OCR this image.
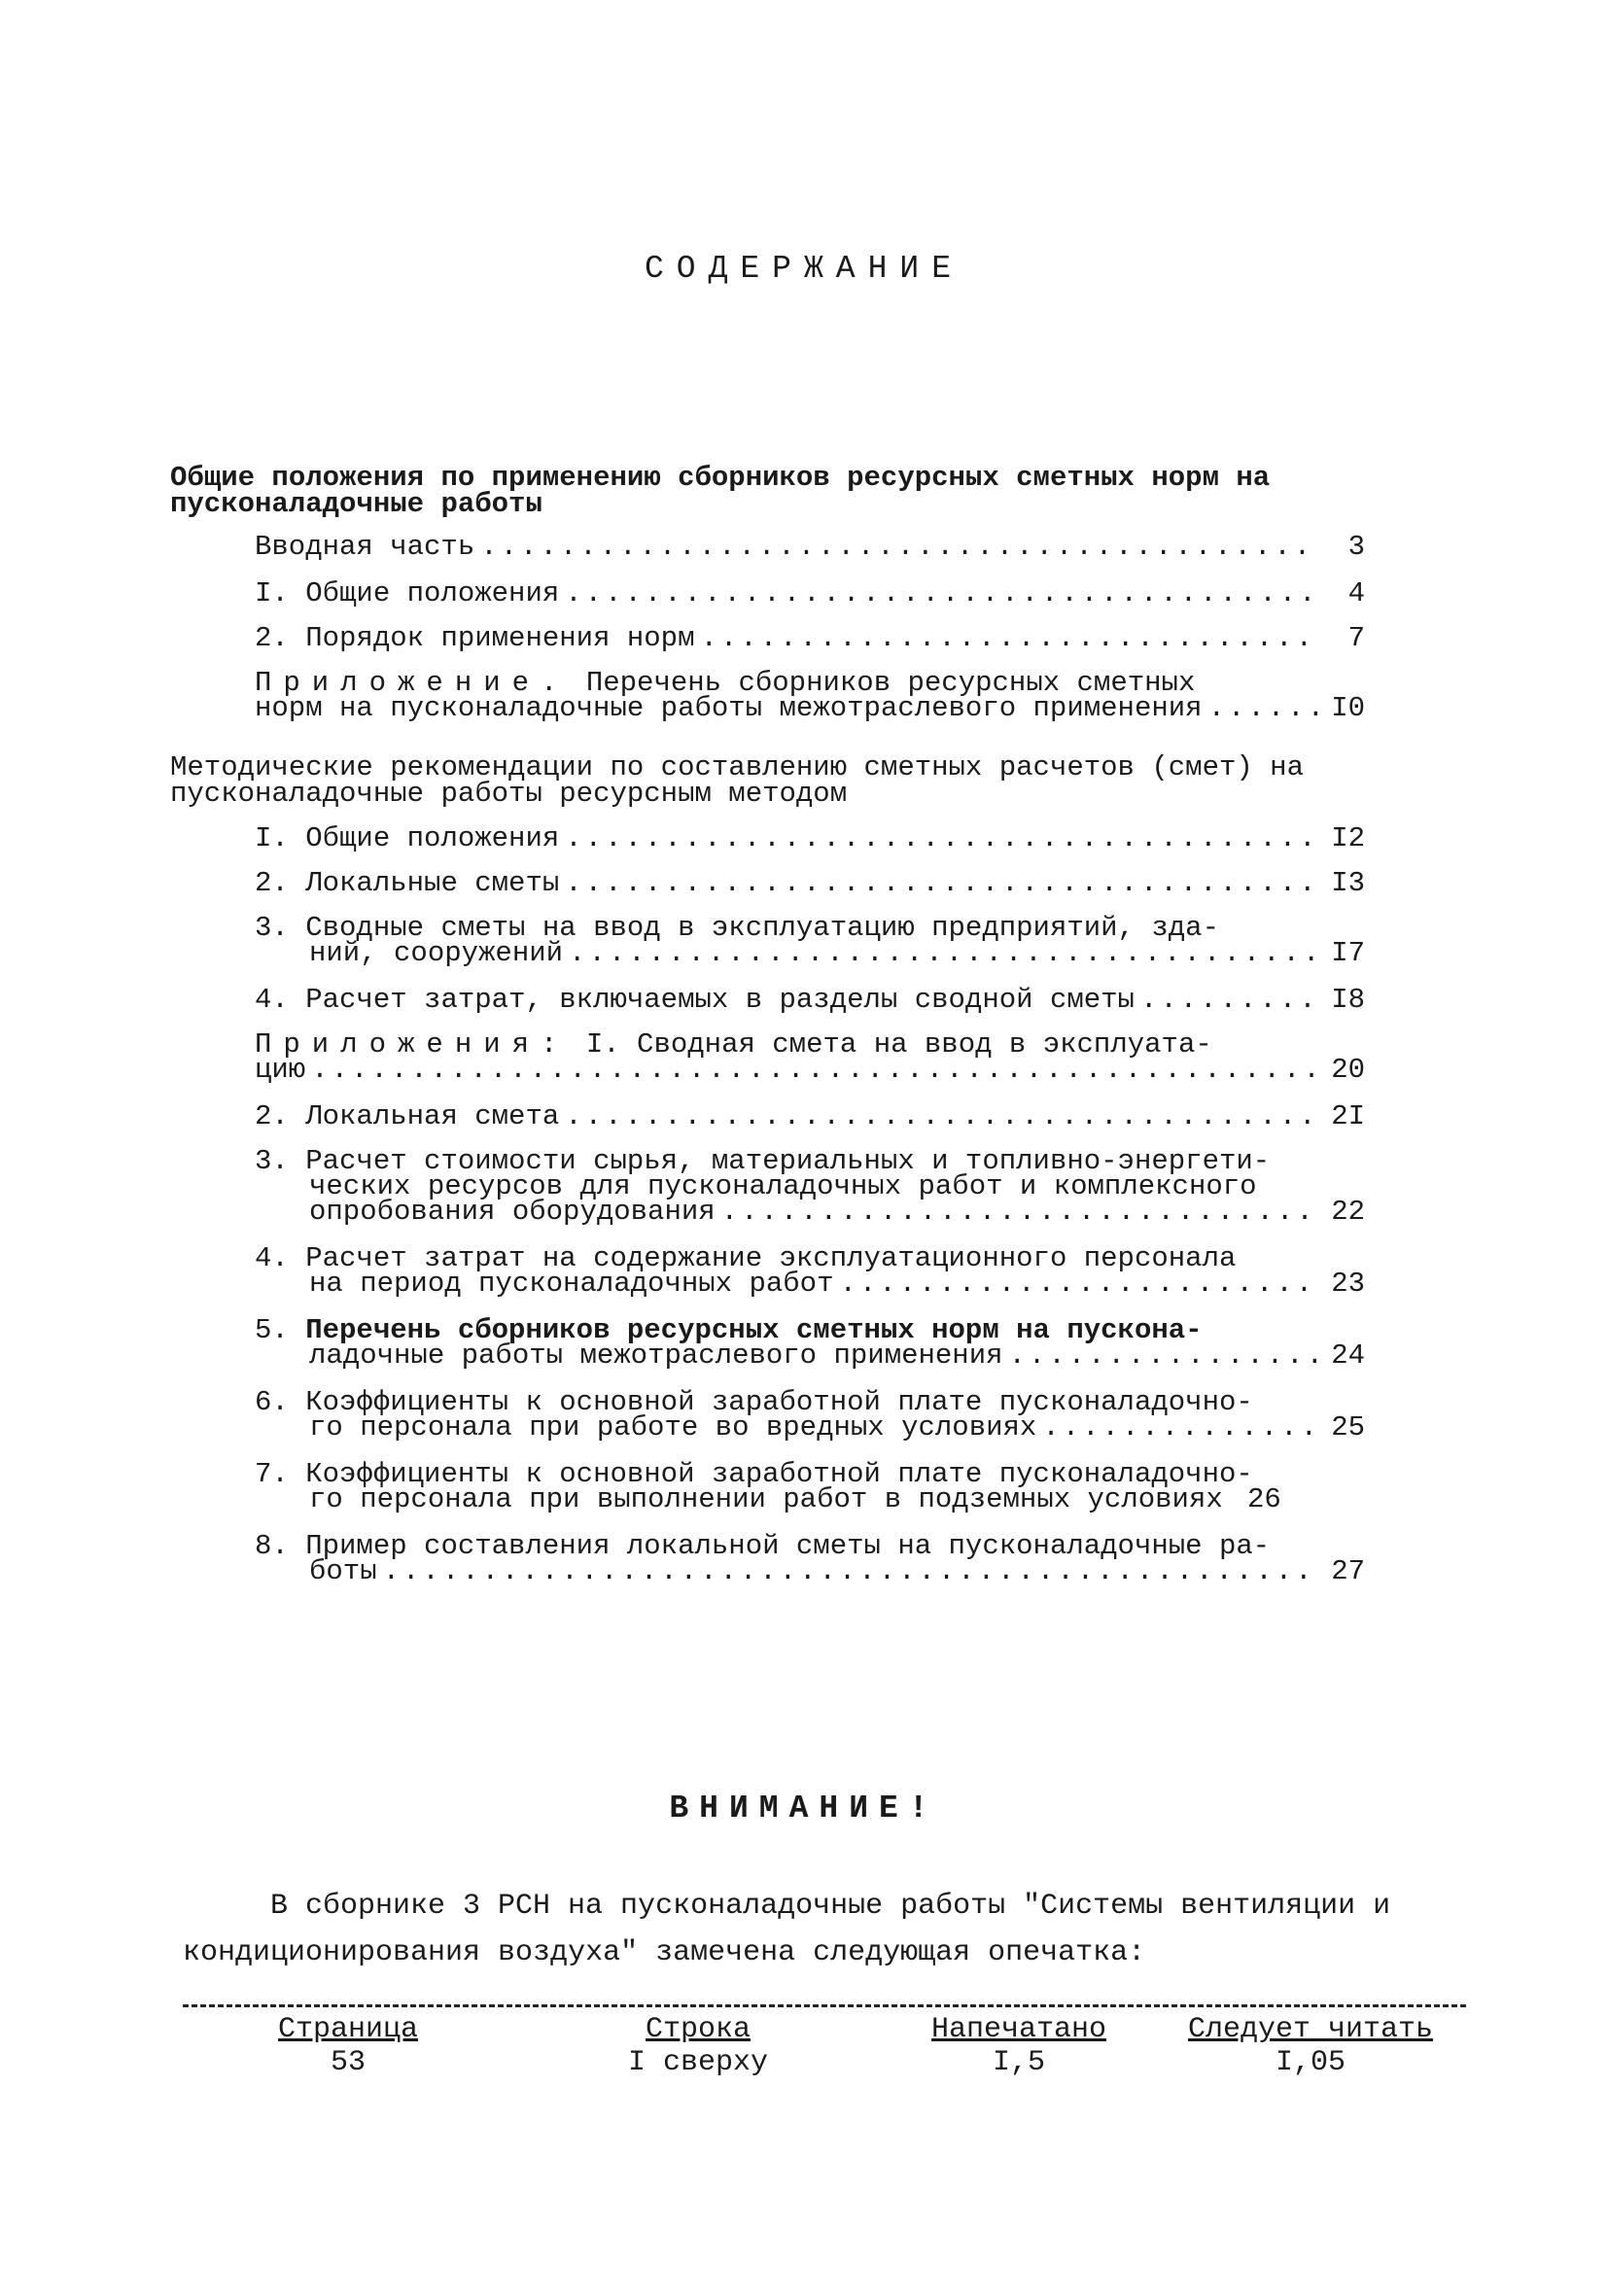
СОДЕРЖАНИЕ
Общие положения по применению сборников ресурсных сметных норм на пусконаладочные работы
Вводная часть .....	3
I.
Общие положения .....	4
2.
Порядок применения норм .....	7
Приложение. Перечень сборников ресурсных сметных
норм на пусконаладочные работы межотраслевого применения .....	I0
Методические рекомендации по составлению сметных расчетов (смет) на пусконаладочные работы ресурсным методом
I.
Общие положения .....	I2
2.
Локальные сметы .....	I3
3. Сводные сметы на ввод в эксплуатацию предприятий, зда-
ний, сооружений .....	I7
4.
Расчет затрат, включаемых в разделы сводной сметы .....	I8
Приложения: I. Сводная смета на ввод в эксплуата-
цию .....	20
2.
Локальная смета .....	2I
3. Расчет стоимости сырья, материальных и топливно-энергети-
ческих ресурсов для пусконаладочных работ и комплексного
опробования оборудования .....	22
4. Расчет затрат на содержание эксплуатационного персонала
на период пусконаладочных работ .....	23
5. Перечень сборников ресурсных сметных норм на пускона-
ладочные работы межотраслевого применения .....	24
6. Коэффициенты к основной заработной плате пусконаладочно-
го персонала при работе во вредных условиях .....	25
7. Коэффициенты к основной заработной плате пусконаладочно-
го персонала при выполнении работ в подземных условиях 26
8. Пример составления локальной сметы на пусконаладочные ра-
боты .....	27
ВНИМАНИЕ!
В сборнике 3 РСН на пусконаладочные работы "Системы вентиляции и кондиционирования воздуха" замечена следующая опечатка:
Страница	Строка	Напечатано	Следует читать
53	I сверху	I,5	I,05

........

▸ Task details:
Using the material above, report each line where "сборников" occurs.

▸ Output for this task:
Общие положения по применению сборников ресурсных сметных норм на пусконаладочные работы
Приложение. Перечень сборников ресурсных сметных
5. Перечень сборников ресурсных сметных норм на пускона-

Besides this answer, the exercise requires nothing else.